Objective
Copy out the lines again without any change, starting at the line containing "series-point bbox=[299, 563, 313, 577]" and ending at the line containing "series-semi-tamed-error bbox=[301, 268, 966, 583]", with both of those lines included.

Part of a data file:

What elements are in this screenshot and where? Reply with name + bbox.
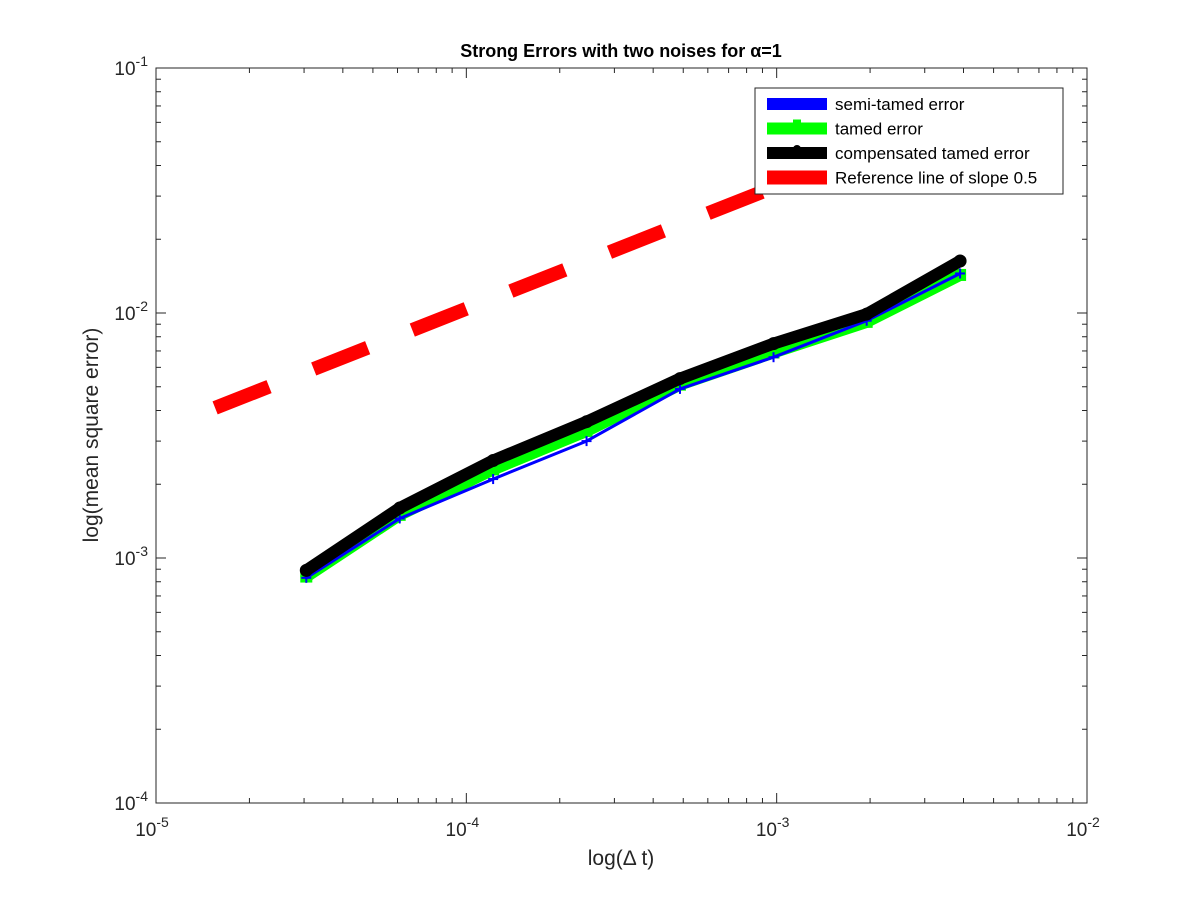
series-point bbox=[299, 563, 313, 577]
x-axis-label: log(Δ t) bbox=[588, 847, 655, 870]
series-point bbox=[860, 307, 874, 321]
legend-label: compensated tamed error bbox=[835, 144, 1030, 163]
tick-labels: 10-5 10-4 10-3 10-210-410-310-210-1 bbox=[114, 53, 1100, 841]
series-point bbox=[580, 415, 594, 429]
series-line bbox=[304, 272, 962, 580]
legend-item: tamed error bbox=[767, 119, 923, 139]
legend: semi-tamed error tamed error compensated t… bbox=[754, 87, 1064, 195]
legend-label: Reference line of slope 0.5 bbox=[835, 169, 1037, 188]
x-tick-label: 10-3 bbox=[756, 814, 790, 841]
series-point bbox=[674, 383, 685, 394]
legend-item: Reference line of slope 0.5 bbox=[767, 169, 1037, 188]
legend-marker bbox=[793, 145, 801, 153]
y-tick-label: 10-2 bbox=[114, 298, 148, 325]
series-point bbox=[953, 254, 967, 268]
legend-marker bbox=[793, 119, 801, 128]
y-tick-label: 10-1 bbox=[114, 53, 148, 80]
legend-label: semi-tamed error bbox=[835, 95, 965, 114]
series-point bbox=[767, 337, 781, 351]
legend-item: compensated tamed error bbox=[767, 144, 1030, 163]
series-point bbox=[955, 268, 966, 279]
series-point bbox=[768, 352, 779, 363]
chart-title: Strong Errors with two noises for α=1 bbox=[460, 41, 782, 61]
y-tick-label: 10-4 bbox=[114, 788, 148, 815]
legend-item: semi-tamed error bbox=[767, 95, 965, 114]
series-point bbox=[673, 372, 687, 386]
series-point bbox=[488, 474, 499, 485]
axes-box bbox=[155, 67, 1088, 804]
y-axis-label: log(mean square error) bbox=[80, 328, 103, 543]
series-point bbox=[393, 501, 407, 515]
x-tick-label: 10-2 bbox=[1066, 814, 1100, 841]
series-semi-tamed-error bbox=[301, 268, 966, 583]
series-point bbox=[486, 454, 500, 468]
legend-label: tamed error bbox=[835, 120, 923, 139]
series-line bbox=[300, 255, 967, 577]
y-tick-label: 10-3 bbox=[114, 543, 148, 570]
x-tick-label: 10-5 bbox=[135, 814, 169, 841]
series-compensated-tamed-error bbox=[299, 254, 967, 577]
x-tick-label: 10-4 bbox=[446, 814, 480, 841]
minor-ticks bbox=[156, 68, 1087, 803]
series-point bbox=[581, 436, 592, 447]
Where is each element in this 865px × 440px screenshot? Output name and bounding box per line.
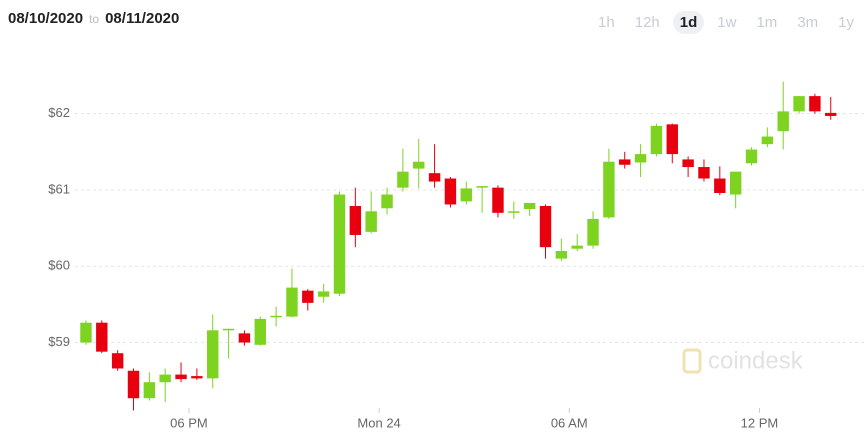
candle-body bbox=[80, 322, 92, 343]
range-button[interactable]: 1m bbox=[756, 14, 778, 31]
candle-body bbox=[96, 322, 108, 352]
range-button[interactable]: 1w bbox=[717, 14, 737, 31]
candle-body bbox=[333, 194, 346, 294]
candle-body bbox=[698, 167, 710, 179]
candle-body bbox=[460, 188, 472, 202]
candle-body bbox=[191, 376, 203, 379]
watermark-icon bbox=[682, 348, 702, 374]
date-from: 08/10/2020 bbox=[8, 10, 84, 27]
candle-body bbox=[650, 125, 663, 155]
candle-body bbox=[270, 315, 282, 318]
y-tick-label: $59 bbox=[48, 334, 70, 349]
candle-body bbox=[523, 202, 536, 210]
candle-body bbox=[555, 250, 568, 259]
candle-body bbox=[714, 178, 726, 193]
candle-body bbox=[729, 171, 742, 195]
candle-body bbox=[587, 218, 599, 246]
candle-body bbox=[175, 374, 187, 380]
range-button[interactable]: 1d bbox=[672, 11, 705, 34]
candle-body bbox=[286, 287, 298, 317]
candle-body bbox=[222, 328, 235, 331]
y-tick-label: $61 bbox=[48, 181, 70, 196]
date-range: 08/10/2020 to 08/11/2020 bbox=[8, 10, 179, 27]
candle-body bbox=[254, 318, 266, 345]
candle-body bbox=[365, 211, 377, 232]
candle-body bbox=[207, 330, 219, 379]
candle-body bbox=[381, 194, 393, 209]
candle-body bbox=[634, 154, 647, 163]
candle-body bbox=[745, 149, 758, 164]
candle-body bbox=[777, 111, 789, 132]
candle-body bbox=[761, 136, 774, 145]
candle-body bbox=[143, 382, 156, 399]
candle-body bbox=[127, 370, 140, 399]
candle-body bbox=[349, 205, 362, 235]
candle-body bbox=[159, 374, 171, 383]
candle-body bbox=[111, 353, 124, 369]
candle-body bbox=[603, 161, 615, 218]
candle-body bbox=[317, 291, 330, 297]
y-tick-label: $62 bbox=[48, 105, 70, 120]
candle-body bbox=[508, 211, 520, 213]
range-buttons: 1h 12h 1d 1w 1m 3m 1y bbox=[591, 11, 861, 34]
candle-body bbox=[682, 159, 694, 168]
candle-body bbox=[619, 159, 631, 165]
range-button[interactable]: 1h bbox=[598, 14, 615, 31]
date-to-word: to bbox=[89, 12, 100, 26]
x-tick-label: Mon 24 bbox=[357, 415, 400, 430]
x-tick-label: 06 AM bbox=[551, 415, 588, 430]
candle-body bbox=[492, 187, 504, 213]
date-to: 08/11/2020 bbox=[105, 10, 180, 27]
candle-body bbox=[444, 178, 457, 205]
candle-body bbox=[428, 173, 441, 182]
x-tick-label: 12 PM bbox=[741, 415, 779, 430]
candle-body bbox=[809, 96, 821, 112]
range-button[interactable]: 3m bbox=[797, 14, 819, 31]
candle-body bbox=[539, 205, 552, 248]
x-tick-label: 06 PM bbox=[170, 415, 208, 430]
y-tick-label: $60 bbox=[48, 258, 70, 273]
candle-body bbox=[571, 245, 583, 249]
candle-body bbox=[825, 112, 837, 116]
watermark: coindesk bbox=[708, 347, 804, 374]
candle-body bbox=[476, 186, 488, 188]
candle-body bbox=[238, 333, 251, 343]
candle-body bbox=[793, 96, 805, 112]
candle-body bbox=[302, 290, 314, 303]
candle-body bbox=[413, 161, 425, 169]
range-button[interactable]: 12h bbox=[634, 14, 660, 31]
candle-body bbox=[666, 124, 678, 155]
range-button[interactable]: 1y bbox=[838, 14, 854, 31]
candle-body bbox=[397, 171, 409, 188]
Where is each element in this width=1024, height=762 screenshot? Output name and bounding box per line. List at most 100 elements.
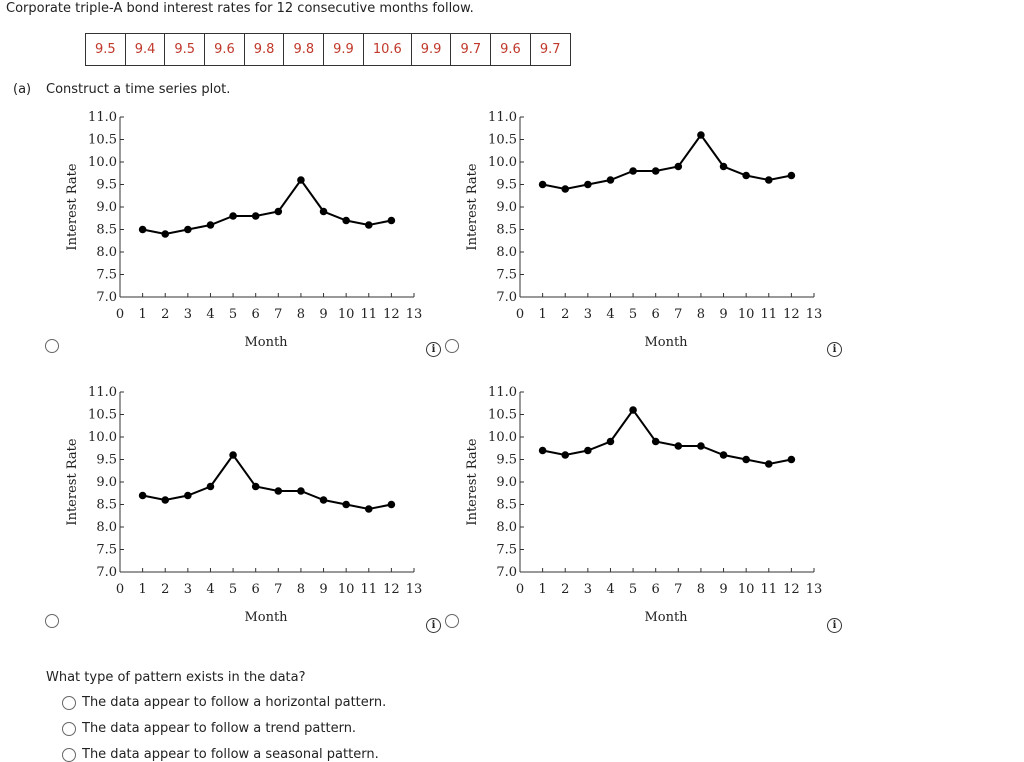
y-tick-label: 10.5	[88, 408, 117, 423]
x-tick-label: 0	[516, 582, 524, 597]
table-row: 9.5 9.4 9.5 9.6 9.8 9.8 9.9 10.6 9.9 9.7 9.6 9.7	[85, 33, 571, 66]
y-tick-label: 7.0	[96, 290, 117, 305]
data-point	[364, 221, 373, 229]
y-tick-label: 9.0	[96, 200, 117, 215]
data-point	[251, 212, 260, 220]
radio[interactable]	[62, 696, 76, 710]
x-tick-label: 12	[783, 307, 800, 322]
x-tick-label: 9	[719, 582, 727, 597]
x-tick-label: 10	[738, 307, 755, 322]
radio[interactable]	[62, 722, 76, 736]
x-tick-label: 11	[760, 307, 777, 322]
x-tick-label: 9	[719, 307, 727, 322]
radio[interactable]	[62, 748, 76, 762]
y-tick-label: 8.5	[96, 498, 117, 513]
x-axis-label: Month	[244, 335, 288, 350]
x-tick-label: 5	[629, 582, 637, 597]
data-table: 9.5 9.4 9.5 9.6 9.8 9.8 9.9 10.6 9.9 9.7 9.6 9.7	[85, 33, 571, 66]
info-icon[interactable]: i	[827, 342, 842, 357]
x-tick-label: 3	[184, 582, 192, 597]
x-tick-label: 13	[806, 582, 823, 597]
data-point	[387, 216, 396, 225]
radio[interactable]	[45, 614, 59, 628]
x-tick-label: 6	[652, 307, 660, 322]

Response
series-point bbox=[299, 563, 313, 577]
x-axis-label: log(Δ t) bbox=[588, 847, 655, 870]
series-point bbox=[860, 307, 874, 321]
legend-label: compensated tamed error bbox=[835, 144, 1030, 163]
tick-labels: 10-5 10-4 10-3 10-210-410-310-210-1 bbox=[114, 53, 1100, 841]
series-point bbox=[580, 415, 594, 429]
series-line bbox=[304, 272, 962, 580]
legend-item: tamed error bbox=[767, 119, 923, 139]
legend: semi-tamed error tamed error compensated t… bbox=[754, 87, 1064, 195]
legend-label: Reference line of slope 0.5 bbox=[835, 169, 1037, 188]
x-tick-label: 10-3 bbox=[756, 814, 790, 841]
series-point bbox=[674, 383, 685, 394]
legend-item: Reference line of slope 0.5 bbox=[767, 169, 1037, 188]
legend-marker bbox=[793, 145, 801, 153]
y-tick-label: 10-2 bbox=[114, 298, 148, 325]
series-point bbox=[953, 254, 967, 268]
legend-marker bbox=[793, 119, 801, 128]
y-tick-label: 10-1 bbox=[114, 53, 148, 80]
legend-label: semi-tamed error bbox=[835, 95, 965, 114]
series-point bbox=[767, 337, 781, 351]
legend-item: compensated tamed error bbox=[767, 144, 1030, 163]
series-point bbox=[955, 268, 966, 279]
series-point bbox=[768, 352, 779, 363]
chart-title: Strong Errors with two noises for α=1 bbox=[460, 41, 782, 61]
y-tick-label: 10-4 bbox=[114, 788, 148, 815]
legend-item: semi-tamed error bbox=[767, 95, 965, 114]
series-point bbox=[673, 372, 687, 386]
series-point bbox=[488, 474, 499, 485]
axes-box bbox=[155, 67, 1088, 804]
y-axis-label: log(mean square error) bbox=[80, 328, 103, 543]
series-point bbox=[393, 501, 407, 515]
x-tick-label: 10-2 bbox=[1066, 814, 1100, 841]
series-semi-tamed-error bbox=[301, 268, 966, 583]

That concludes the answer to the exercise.